Render the material again word for word, skipping the pictures in it.

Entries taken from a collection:
>>>
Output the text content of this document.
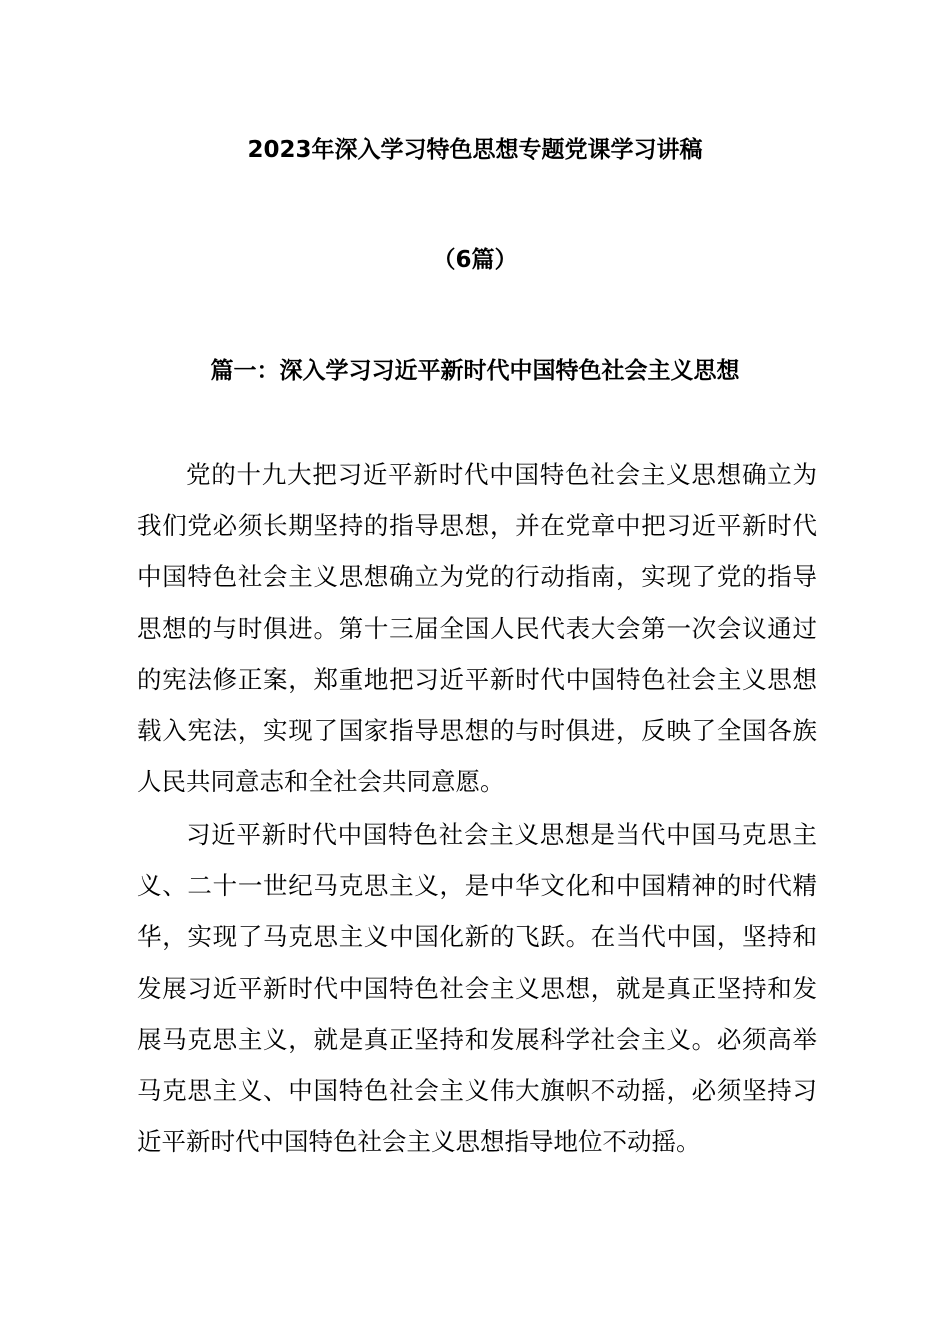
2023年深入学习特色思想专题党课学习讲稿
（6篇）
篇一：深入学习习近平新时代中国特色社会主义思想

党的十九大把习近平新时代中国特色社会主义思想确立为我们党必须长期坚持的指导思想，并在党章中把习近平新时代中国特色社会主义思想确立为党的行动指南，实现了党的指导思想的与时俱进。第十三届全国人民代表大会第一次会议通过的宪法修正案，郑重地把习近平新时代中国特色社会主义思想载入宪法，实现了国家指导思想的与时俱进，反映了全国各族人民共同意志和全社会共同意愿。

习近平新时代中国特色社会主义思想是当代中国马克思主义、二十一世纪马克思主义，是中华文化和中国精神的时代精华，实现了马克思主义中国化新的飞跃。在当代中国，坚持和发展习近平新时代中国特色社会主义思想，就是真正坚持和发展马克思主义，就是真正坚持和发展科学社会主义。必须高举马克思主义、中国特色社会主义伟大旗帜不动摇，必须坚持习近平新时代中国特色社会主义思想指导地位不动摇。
<<<
• EXPECTED ANSWER:
Output the text content of this document.
2023年深入学习特色思想专题党课学习讲稿
（6篇）
篇一：深入学习习近平新时代中国特色社会主义思想

党的十九大把习近平新时代中国特色社会主义思想确立为我们党必须长期坚持的指导思想，并在党章中把习近平新时代中国特色社会主义思想确立为党的行动指南，实现了党的指导思想的与时俱进。第十三届全国人民代表大会第一次会议通过的宪法修正案，郑重地把习近平新时代中国特色社会主义思想载入宪法，实现了国家指导思想的与时俱进，反映了全国各族人民共同意志和全社会共同意愿。

习近平新时代中国特色社会主义思想是当代中国马克思主义、二十一世纪马克思主义，是中华文化和中国精神的时代精华，实现了马克思主义中国化新的飞跃。在当代中国，坚持和发展习近平新时代中国特色社会主义思想，就是真正坚持和发展马克思主义，就是真正坚持和发展科学社会主义。必须高举马克思主义、中国特色社会主义伟大旗帜不动摇，必须坚持习近平新时代中国特色社会主义思想指导地位不动摇。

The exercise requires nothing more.